BEGIN GIVEN DATA

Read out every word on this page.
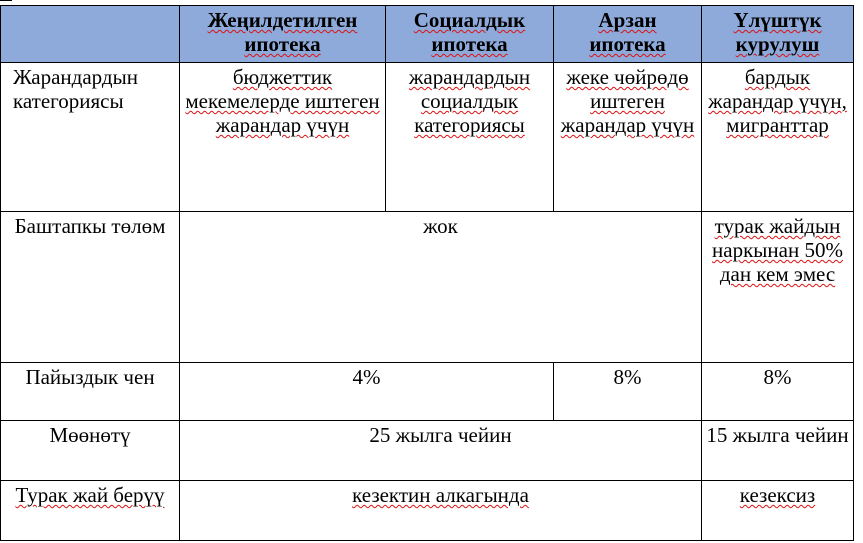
	Жеңилдетилген ипотека	Социалдык ипотека	Арзан ипотека	Үлүштүк курулуш
Жарандардын категориясы	бюджеттик мекемелерде иштеген жарандар үчүн	жарандардын социалдык категориясы	жеке чөйрөдө иштеген жарандар үчүн	бардык жарандар үчүн, мигранттар
Баштапкы төлөм	жок			турак жайдын наркынан 50% дан кем эмес
Пайыздык чен	4%		8%	8%
Мөөнөтү	25 жылга чейин			15 жылга чейин
Турак жай берүү	кезектин алкагында			кезексиз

END GIVEN DATA

SHORT PROBLEM: Repeat the material above verbatim. Leave the pictures behind.

REPLY:
Read out every word on this page.
	Жеңилдетилген ипотека	Социалдык ипотека	Арзан ипотека	Үлүштүк курулуш
Жарандардын категориясы	бюджеттик мекемелерде иштеген жарандар үчүн	жарандардын социалдык категориясы	жеке чөйрөдө иштеген жарандар үчүн	бардык жарандар үчүн, мигранттар
Баштапкы төлөм	жок			турак жайдын наркынан 50% дан кем эмес
Пайыздык чен	4%		8%	8%
Мөөнөтү	25 жылга чейин			15 жылга чейин
Турак жай берүү	кезектин алкагында			кезексиз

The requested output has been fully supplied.